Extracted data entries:
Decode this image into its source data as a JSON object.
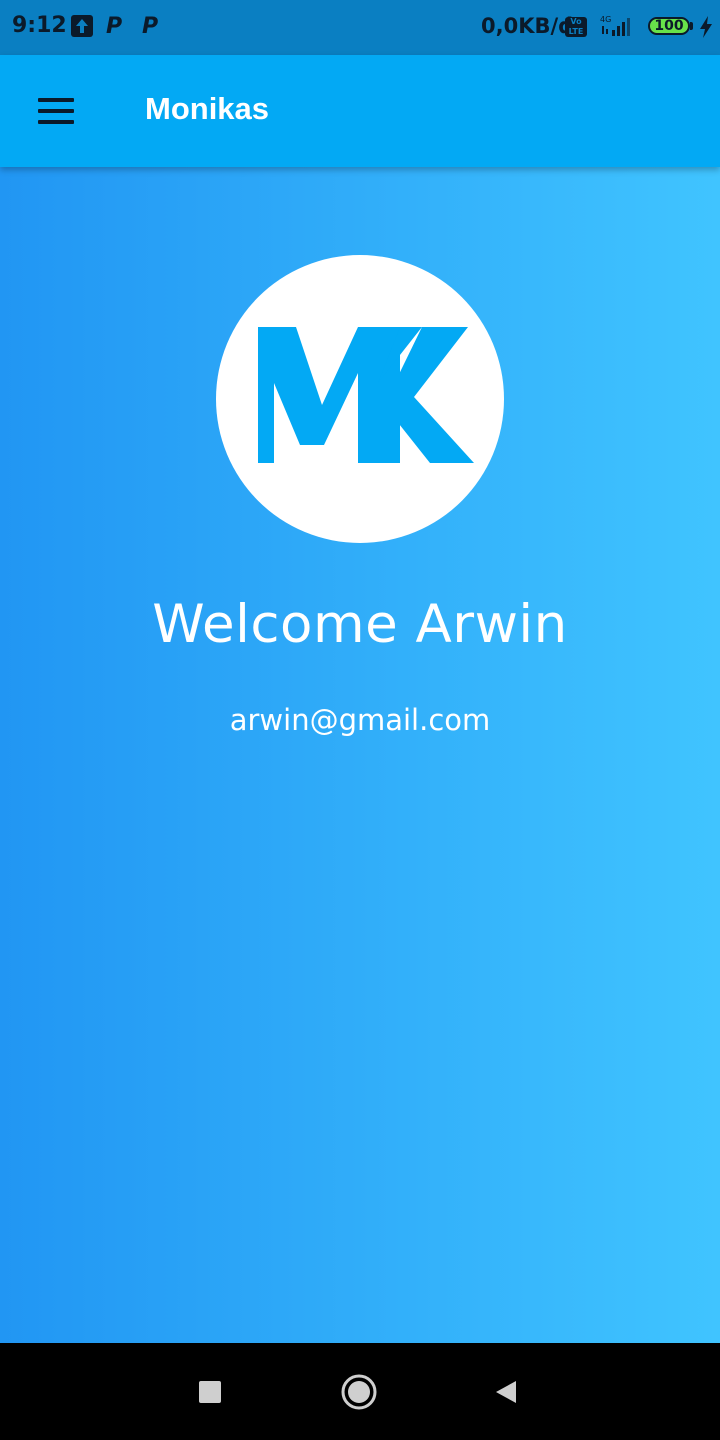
{
  "status_bar": {
    "time": "9:12",
    "notification_icons": [
      "upload-icon",
      "parking-icon",
      "parking-icon"
    ],
    "network_speed": "0,0KB/d",
    "network_type": "4G",
    "volte_label": "Vo LTE",
    "battery_level": "100",
    "background": "#0a7fc2"
  },
  "app_bar": {
    "title": "Monikas",
    "menu_icon": "hamburger-menu-icon",
    "background": "#03a9f4"
  },
  "profile": {
    "logo_text": "MK",
    "logo_color": "#03a9f4",
    "welcome_text": "Welcome Arwin",
    "email": "arwin@gmail.com"
  },
  "background_gradient": {
    "start": "#2196f3",
    "end": "#40c4ff"
  },
  "navigation_bar": {
    "buttons": [
      "recents-icon",
      "home-icon",
      "back-icon"
    ]
  }
}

Exercise requirements: Quote every record above exactly, leaving out the pictures.

Completed task:
Decode this image into its source data as a JSON object.
{
  "status_bar": {
    "time": "9:12",
    "notification_icons": [
      "upload-icon",
      "parking-icon",
      "parking-icon"
    ],
    "network_speed": "0,0KB/d",
    "network_type": "4G",
    "volte_label": "Vo LTE",
    "battery_level": "100",
    "background": "#0a7fc2"
  },
  "app_bar": {
    "title": "Monikas",
    "menu_icon": "hamburger-menu-icon",
    "background": "#03a9f4"
  },
  "profile": {
    "logo_text": "MK",
    "logo_color": "#03a9f4",
    "welcome_text": "Welcome Arwin",
    "email": "arwin@gmail.com"
  },
  "background_gradient": {
    "start": "#2196f3",
    "end": "#40c4ff"
  },
  "navigation_bar": {
    "buttons": [
      "recents-icon",
      "home-icon",
      "back-icon"
    ]
  }
}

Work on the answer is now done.